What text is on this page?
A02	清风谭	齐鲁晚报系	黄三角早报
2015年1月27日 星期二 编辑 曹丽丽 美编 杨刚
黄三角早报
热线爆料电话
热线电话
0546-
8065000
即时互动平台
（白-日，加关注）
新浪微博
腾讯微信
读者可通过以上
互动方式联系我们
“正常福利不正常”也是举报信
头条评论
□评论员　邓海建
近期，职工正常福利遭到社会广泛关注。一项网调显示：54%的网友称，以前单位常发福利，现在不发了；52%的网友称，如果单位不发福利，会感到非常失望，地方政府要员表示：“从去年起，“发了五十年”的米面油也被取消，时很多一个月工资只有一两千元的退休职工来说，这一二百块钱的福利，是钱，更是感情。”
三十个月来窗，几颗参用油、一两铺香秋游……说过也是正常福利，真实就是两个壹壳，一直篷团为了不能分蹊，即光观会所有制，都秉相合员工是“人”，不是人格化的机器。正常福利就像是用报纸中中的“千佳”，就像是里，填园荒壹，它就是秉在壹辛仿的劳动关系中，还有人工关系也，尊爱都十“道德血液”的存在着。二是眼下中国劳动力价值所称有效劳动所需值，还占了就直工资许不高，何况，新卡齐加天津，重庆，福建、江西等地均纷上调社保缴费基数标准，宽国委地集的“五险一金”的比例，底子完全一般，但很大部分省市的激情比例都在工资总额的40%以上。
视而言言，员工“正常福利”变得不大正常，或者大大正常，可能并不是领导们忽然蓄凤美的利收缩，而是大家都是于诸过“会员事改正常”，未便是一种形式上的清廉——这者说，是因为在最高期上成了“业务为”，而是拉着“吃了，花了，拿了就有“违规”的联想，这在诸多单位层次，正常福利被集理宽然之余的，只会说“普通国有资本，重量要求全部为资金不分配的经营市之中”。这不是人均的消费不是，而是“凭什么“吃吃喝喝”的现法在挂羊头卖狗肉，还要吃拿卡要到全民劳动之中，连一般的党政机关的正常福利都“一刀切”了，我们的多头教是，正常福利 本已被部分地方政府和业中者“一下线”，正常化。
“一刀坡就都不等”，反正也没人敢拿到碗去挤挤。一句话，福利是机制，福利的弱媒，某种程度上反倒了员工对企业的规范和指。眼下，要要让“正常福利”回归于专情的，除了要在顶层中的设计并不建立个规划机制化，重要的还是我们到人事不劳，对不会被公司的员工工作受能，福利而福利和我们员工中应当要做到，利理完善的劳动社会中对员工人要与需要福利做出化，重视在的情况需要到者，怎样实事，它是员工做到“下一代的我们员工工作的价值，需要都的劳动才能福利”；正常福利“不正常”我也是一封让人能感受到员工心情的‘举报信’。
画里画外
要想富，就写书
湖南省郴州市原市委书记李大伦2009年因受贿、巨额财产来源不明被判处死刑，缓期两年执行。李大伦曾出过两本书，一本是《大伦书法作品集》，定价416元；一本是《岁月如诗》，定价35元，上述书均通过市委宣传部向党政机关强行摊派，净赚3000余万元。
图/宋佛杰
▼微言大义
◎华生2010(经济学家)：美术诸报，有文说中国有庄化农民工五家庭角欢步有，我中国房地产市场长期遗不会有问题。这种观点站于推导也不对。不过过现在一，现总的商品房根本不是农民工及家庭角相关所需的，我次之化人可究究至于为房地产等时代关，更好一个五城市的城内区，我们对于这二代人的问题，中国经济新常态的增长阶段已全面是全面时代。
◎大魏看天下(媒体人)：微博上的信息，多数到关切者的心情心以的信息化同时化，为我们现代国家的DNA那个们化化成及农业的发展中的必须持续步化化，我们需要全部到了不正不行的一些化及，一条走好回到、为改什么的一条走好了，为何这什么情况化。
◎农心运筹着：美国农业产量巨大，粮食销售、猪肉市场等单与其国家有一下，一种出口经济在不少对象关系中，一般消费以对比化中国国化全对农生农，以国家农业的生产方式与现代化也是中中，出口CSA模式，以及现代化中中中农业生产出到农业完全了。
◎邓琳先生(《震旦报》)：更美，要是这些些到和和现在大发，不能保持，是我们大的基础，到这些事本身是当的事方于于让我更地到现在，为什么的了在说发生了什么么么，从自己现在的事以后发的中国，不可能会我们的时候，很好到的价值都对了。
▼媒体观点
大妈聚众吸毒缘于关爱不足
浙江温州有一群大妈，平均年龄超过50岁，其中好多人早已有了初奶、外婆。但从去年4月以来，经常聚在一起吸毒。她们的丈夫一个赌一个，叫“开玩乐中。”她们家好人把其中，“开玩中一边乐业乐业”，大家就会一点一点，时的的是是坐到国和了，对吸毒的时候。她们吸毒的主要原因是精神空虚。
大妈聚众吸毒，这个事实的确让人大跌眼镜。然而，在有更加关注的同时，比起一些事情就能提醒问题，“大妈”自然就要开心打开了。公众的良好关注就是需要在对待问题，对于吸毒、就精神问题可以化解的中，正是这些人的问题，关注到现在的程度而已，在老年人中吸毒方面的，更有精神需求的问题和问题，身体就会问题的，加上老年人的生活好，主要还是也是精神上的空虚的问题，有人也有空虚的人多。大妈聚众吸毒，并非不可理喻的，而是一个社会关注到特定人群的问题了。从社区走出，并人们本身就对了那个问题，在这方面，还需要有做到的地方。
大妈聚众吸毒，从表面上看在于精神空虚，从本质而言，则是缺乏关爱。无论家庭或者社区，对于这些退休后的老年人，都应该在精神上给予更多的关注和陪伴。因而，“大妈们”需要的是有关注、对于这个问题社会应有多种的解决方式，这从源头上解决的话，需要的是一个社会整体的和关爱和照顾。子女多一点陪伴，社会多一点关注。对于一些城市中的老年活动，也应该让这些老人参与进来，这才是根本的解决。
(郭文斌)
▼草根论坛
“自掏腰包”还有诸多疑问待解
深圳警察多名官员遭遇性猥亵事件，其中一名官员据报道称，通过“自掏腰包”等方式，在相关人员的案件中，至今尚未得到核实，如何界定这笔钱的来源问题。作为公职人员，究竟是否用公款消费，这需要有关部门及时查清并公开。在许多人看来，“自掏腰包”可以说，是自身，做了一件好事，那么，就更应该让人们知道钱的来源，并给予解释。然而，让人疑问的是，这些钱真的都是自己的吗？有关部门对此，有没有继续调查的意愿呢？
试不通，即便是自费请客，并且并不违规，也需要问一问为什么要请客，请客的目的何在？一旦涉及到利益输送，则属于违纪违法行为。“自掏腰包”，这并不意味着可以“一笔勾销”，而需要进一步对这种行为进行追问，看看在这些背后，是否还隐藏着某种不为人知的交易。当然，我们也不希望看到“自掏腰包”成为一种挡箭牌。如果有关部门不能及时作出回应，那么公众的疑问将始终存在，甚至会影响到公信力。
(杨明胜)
···
* _Exercise details_
Restate the whole listing exactly.

* _Correct result_
What text is on this page?
A02	清风谭	齐鲁晚报系	黄三角早报
2015年1月27日 星期二 编辑 曹丽丽 美编 杨刚
黄三角早报
热线爆料电话
热线电话
0546-
8065000
即时互动平台
（白-日，加关注）
新浪微博
腾讯微信
读者可通过以上
互动方式联系我们
“正常福利不正常”也是举报信
头条评论
□评论员　邓海建
近期，职工正常福利遭到社会广泛关注。一项网调显示：54%的网友称，以前单位常发福利，现在不发了；52%的网友称，如果单位不发福利，会感到非常失望，地方政府要员表示：“从去年起，“发了五十年”的米面油也被取消，时很多一个月工资只有一两千元的退休职工来说，这一二百块钱的福利，是钱，更是感情。”
三十个月来窗，几颗参用油、一两铺香秋游……说过也是正常福利，真实就是两个壹壳，一直篷团为了不能分蹊，即光观会所有制，都秉相合员工是“人”，不是人格化的机器。正常福利就像是用报纸中中的“千佳”，就像是里，填园荒壹，它就是秉在壹辛仿的劳动关系中，还有人工关系也，尊爱都十“道德血液”的存在着。二是眼下中国劳动力价值所称有效劳动所需值，还占了就直工资许不高，何况，新卡齐加天津，重庆，福建、江西等地均纷上调社保缴费基数标准，宽国委地集的“五险一金”的比例，底子完全一般，但很大部分省市的激情比例都在工资总额的40%以上。
视而言言，员工“正常福利”变得不大正常，或者大大正常，可能并不是领导们忽然蓄凤美的利收缩，而是大家都是于诸过“会员事改正常”，未便是一种形式上的清廉——这者说，是因为在最高期上成了“业务为”，而是拉着“吃了，花了，拿了就有“违规”的联想，这在诸多单位层次，正常福利被集理宽然之余的，只会说“普通国有资本，重量要求全部为资金不分配的经营市之中”。这不是人均的消费不是，而是“凭什么“吃吃喝喝”的现法在挂羊头卖狗肉，还要吃拿卡要到全民劳动之中，连一般的党政机关的正常福利都“一刀切”了，我们的多头教是，正常福利 本已被部分地方政府和业中者“一下线”，正常化。
“一刀坡就都不等”，反正也没人敢拿到碗去挤挤。一句话，福利是机制，福利的弱媒，某种程度上反倒了员工对企业的规范和指。眼下，要要让“正常福利”回归于专情的，除了要在顶层中的设计并不建立个规划机制化，重要的还是我们到人事不劳，对不会被公司的员工工作受能，福利而福利和我们员工中应当要做到，利理完善的劳动社会中对员工人要与需要福利做出化，重视在的情况需要到者，怎样实事，它是员工做到“下一代的我们员工工作的价值，需要都的劳动才能福利”；正常福利“不正常”我也是一封让人能感受到员工心情的‘举报信’。
画里画外
要想富，就写书
湖南省郴州市原市委书记李大伦2009年因受贿、巨额财产来源不明被判处死刑，缓期两年执行。李大伦曾出过两本书，一本是《大伦书法作品集》，定价416元；一本是《岁月如诗》，定价35元，上述书均通过市委宣传部向党政机关强行摊派，净赚3000余万元。
图/宋佛杰
▼微言大义
◎华生2010(经济学家)：美术诸报，有文说中国有庄化农民工五家庭角欢步有，我中国房地产市场长期遗不会有问题。这种观点站于推导也不对。不过过现在一，现总的商品房根本不是农民工及家庭角相关所需的，我次之化人可究究至于为房地产等时代关，更好一个五城市的城内区，我们对于这二代人的问题，中国经济新常态的增长阶段已全面是全面时代。
◎大魏看天下(媒体人)：微博上的信息，多数到关切者的心情心以的信息化同时化，为我们现代国家的DNA那个们化化成及农业的发展中的必须持续步化化，我们需要全部到了不正不行的一些化及，一条走好回到、为改什么的一条走好了，为何这什么情况化。
◎农心运筹着：美国农业产量巨大，粮食销售、猪肉市场等单与其国家有一下，一种出口经济在不少对象关系中，一般消费以对比化中国国化全对农生农，以国家农业的生产方式与现代化也是中中，出口CSA模式，以及现代化中中中农业生产出到农业完全了。
◎邓琳先生(《震旦报》)：更美，要是这些些到和和现在大发，不能保持，是我们大的基础，到这些事本身是当的事方于于让我更地到现在，为什么的了在说发生了什么么么，从自己现在的事以后发的中国，不可能会我们的时候，很好到的价值都对了。
▼媒体观点
大妈聚众吸毒缘于关爱不足
浙江温州有一群大妈，平均年龄超过50岁，其中好多人早已有了初奶、外婆。但从去年4月以来，经常聚在一起吸毒。她们的丈夫一个赌一个，叫“开玩乐中。”她们家好人把其中，“开玩中一边乐业乐业”，大家就会一点一点，时的的是是坐到国和了，对吸毒的时候。她们吸毒的主要原因是精神空虚。
大妈聚众吸毒，这个事实的确让人大跌眼镜。然而，在有更加关注的同时，比起一些事情就能提醒问题，“大妈”自然就要开心打开了。公众的良好关注就是需要在对待问题，对于吸毒、就精神问题可以化解的中，正是这些人的问题，关注到现在的程度而已，在老年人中吸毒方面的，更有精神需求的问题和问题，身体就会问题的，加上老年人的生活好，主要还是也是精神上的空虚的问题，有人也有空虚的人多。大妈聚众吸毒，并非不可理喻的，而是一个社会关注到特定人群的问题了。从社区走出，并人们本身就对了那个问题，在这方面，还需要有做到的地方。
大妈聚众吸毒，从表面上看在于精神空虚，从本质而言，则是缺乏关爱。无论家庭或者社区，对于这些退休后的老年人，都应该在精神上给予更多的关注和陪伴。因而，“大妈们”需要的是有关注、对于这个问题社会应有多种的解决方式，这从源头上解决的话，需要的是一个社会整体的和关爱和照顾。子女多一点陪伴，社会多一点关注。对于一些城市中的老年活动，也应该让这些老人参与进来，这才是根本的解决。
(郭文斌)
▼草根论坛
“自掏腰包”还有诸多疑问待解
深圳警察多名官员遭遇性猥亵事件，其中一名官员据报道称，通过“自掏腰包”等方式，在相关人员的案件中，至今尚未得到核实，如何界定这笔钱的来源问题。作为公职人员，究竟是否用公款消费，这需要有关部门及时查清并公开。在许多人看来，“自掏腰包”可以说，是自身，做了一件好事，那么，就更应该让人们知道钱的来源，并给予解释。然而，让人疑问的是，这些钱真的都是自己的吗？有关部门对此，有没有继续调查的意愿呢？
试不通，即便是自费请客，并且并不违规，也需要问一问为什么要请客，请客的目的何在？一旦涉及到利益输送，则属于违纪违法行为。“自掏腰包”，这并不意味着可以“一笔勾销”，而需要进一步对这种行为进行追问，看看在这些背后，是否还隐藏着某种不为人知的交易。当然，我们也不希望看到“自掏腰包”成为一种挡箭牌。如果有关部门不能及时作出回应，那么公众的疑问将始终存在，甚至会影响到公信力。
(杨明胜)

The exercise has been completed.